**SOURCE EXTRACT:**
++++++++++++++++++++
REACH2 Trial: Practical Implications and AE Management



Zachariah DeFilipp, MD: The randomized data from the REACH2 study builds on the promising results of with ruxolitinib from the REACH-1 study. Ruxolitinib has already received FDA approval for the treatment of steroid-refractory graft-vs-host disease based on the results of the REACH-1 study. In that single-arm study, the overall response rate for patients with steroid-refractory graft-vs-host disease was 57%, with 31% complete response rate.

A limitation of the REACH-1 study though was that it was a single-arm study. In REACH2, 309 patients were randomized between treatment with ruxolitinib or best-available therapy. In that study, the 28-day overall response rate was 62% for ruxolitinib versus 39% for best-available therapy. The responses to ruxolitinib were durable.

With the promising results of REACH-1 and the confirmation of these results, in the randomized REACH2 study, ruxolitinib is likely to be adopted as a new standard in the treatment of steroid-refractory acute graft-vs-host disease and also sets the new bar for future studies moving forward.

Yi-Bin Chen, MD: With the FDA approval of ruxolitinib, it has become a standard of care for the treatment of steroid-refractory acute graft-vs-host disease. Certainly, these findings have been validated by the REACH2 study, and it certainly is a really compelling agent to use. Our personal experience is very good with ruxolitinib. We’ve used it definitely in the setting of steroid-refractory acute graft-vs-host disease. My practical advice to people would be that it’s often helpful to have it on formulary in your inpatient hospital. The nature of steroid-refractory acute graft-vs-host disease is that many of your patients will be inpatient with lower GI [gastrointestinal] disease, and it’s difficult to make a decision to use a second-line therapy and not have access to drug while you’re waiting for outpatient approval. Having it on your inpatient formulary as a “bridge supply” before the outpatient supply can be secured is probably a really important thing to be able to use it in a timely fashion.
++++++++++++++++++++
Document layout analysis data
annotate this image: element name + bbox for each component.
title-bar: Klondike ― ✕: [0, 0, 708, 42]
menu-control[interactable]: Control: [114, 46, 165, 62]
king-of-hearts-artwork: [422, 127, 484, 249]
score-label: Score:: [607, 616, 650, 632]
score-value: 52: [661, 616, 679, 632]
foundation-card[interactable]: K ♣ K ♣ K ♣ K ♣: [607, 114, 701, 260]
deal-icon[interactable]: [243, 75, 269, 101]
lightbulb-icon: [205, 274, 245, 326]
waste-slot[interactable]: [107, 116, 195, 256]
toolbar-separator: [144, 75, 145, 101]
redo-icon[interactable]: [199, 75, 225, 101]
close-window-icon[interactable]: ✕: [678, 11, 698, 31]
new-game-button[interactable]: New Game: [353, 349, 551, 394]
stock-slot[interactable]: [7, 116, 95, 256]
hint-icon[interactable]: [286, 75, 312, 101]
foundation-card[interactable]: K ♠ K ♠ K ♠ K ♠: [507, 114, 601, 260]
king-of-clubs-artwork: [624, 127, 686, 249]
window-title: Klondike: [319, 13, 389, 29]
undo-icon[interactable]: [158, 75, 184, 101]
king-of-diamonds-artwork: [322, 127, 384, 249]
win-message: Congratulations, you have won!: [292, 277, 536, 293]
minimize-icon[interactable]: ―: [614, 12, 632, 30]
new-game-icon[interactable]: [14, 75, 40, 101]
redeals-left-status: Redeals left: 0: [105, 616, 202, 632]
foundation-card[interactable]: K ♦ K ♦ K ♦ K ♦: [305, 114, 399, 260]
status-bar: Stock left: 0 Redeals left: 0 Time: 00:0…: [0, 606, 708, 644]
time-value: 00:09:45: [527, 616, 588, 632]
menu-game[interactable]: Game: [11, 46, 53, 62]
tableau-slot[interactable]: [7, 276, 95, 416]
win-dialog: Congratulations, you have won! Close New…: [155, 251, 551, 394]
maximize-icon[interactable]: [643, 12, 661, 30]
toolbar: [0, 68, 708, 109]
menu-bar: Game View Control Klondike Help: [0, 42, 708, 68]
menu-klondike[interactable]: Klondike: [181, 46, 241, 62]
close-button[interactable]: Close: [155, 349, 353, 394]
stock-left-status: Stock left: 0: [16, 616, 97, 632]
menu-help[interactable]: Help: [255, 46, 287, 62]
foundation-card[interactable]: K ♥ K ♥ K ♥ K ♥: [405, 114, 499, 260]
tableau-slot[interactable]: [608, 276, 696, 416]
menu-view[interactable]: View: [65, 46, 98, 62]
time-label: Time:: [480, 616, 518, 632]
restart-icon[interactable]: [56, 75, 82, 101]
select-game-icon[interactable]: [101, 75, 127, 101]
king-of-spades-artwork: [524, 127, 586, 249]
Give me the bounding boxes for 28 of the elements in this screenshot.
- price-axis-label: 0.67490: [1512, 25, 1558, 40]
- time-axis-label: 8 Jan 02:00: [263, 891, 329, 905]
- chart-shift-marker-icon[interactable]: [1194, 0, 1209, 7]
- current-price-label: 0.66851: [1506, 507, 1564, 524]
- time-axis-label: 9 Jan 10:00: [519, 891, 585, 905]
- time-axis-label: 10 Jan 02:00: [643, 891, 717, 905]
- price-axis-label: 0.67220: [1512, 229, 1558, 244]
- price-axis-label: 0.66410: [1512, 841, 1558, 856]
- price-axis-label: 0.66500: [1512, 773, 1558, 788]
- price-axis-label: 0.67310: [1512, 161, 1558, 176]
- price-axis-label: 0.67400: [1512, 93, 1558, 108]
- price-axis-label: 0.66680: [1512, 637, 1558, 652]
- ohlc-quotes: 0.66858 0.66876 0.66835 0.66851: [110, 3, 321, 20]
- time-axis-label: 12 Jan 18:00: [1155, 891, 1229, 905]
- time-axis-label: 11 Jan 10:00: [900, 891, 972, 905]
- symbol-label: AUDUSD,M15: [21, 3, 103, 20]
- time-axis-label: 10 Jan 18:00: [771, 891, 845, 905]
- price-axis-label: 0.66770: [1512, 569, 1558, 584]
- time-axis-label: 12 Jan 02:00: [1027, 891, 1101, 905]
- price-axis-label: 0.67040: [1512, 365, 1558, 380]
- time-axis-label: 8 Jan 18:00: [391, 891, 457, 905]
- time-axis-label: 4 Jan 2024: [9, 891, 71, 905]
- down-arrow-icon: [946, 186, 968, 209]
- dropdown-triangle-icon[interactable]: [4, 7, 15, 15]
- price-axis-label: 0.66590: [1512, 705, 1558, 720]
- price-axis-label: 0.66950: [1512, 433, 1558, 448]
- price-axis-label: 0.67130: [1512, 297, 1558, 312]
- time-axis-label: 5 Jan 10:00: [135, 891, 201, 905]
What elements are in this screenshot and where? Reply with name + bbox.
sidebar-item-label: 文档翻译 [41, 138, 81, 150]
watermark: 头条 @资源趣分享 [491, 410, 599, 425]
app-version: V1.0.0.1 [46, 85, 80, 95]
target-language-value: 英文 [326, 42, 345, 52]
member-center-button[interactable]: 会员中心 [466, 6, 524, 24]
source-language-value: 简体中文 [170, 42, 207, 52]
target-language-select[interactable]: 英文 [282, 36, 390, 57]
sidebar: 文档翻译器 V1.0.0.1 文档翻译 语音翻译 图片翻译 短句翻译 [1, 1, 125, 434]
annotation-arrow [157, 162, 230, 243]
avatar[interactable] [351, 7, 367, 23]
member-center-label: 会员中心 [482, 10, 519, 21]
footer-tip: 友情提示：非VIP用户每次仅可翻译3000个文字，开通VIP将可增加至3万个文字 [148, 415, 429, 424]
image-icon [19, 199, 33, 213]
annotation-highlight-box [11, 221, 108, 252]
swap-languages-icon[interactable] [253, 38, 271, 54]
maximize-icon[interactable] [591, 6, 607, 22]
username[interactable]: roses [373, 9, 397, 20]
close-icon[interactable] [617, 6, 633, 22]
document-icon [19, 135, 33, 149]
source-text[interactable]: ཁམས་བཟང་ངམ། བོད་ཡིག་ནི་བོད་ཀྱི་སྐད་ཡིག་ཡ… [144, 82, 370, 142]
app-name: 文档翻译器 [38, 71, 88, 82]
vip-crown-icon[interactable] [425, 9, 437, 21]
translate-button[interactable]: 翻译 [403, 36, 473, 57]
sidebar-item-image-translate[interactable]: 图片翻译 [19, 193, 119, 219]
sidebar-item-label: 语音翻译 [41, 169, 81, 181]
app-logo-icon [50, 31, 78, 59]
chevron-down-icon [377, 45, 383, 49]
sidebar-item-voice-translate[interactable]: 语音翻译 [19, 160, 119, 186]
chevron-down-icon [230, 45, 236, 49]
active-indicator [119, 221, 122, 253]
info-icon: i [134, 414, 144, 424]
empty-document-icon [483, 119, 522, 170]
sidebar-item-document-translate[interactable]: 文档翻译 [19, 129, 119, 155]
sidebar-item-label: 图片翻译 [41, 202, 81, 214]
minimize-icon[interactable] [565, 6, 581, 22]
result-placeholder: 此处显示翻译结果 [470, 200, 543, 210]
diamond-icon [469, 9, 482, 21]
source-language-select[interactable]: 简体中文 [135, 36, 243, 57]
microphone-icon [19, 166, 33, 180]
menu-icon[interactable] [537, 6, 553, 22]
++++++++++++++++++++
**INSTRUCTIONS:**
[a] Reproduce the stretch of the REACH2 trial discussion from "A limitation of" through "ruxolitinib were durable.".
[b] For each statement below, say yes or no depending on whether it agrees with the REACH2 trial discussion, and quote the words from it that decide the answer: (i) REACH2 randomized 309 patients. (ii) REACH-1 had a complete response rate of 57%. (iii) The 28-day overall response rate for best-available therapy in REACH2 was 39%.
[c] In the REACH2 trial discussion, where does Yi-Bin Chen advise having ruxolitinib available?

**YOUR RESPONSES:**
[a]
A limitation of the REACH-1 study though was that it was a single-arm study. In REACH2, 309 patients were randomized between treatment with ruxolitinib or best-available therapy. In that study, the 28-day overall response rate was 62% for ruxolitinib versus 39% for best-available therapy. The responses to ruxolitinib were durable.

[b]
(i) Yes: "In REACH2, 309 patients were randomized between treatment with ruxolitinib or best-available therapy."
(ii) No: "the overall response rate for patients with steroid-refractory graft-vs-host disease was 57%, with 31% complete response rate."
(iii) Yes: "the 28-day overall response rate was 62% for ruxolitinib versus 39% for best-available therapy."

[c] On formulary in the inpatient hospital, as a "bridge supply" until the outpatient supply can be secured.